▶ Data entries:
---------------
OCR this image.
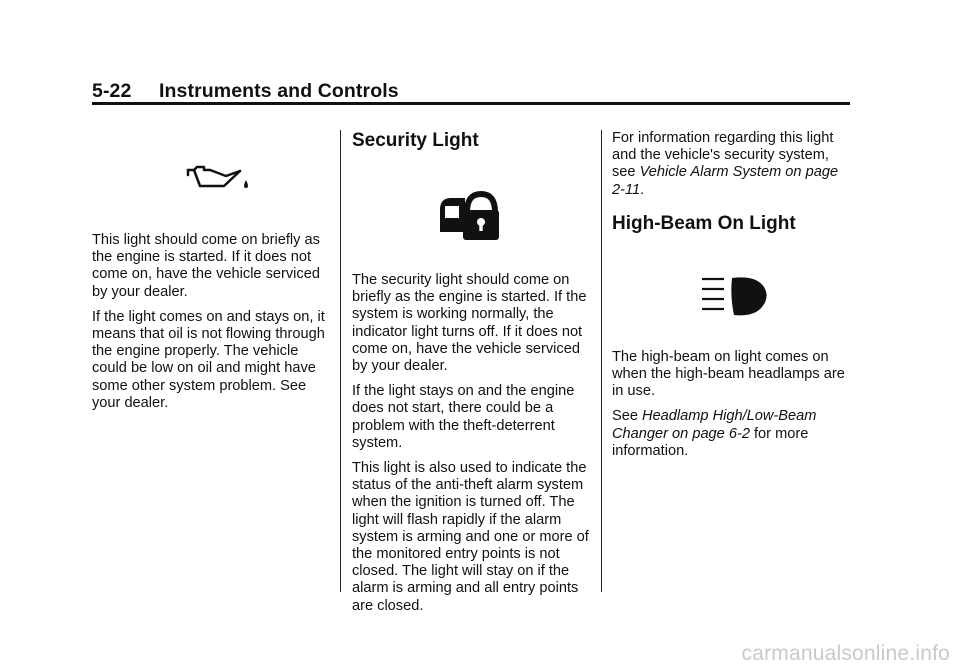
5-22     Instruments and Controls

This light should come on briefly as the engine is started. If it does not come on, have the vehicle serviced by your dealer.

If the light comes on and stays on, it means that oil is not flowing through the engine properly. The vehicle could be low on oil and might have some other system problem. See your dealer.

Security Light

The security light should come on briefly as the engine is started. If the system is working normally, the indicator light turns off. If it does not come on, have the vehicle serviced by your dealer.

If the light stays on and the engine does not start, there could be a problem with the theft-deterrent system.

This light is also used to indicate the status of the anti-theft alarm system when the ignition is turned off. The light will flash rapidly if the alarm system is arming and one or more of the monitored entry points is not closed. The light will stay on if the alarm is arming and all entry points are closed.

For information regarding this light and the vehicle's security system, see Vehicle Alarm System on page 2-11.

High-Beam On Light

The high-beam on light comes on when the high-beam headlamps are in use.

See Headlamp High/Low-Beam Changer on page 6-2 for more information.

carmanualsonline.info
---------------
▶ Instruction: Write out each line of the data exactly; the images should be left out.

▶ Task answer:
OCR this image.
5-22     Instruments and Controls

This light should come on briefly as the engine is started. If it does not come on, have the vehicle serviced by your dealer.

If the light comes on and stays on, it means that oil is not flowing through the engine properly. The vehicle could be low on oil and might have some other system problem. See your dealer.

Security Light

The security light should come on briefly as the engine is started. If the system is working normally, the indicator light turns off. If it does not come on, have the vehicle serviced by your dealer.

If the light stays on and the engine does not start, there could be a problem with the theft-deterrent system.

This light is also used to indicate the status of the anti-theft alarm system when the ignition is turned off. The light will flash rapidly if the alarm system is arming and one or more of the monitored entry points is not closed. The light will stay on if the alarm is arming and all entry points are closed.

For information regarding this light and the vehicle's security system, see Vehicle Alarm System on page 2-11.

High-Beam On Light

The high-beam on light comes on when the high-beam headlamps are in use.

See Headlamp High/Low-Beam Changer on page 6-2 for more information.

carmanualsonline.info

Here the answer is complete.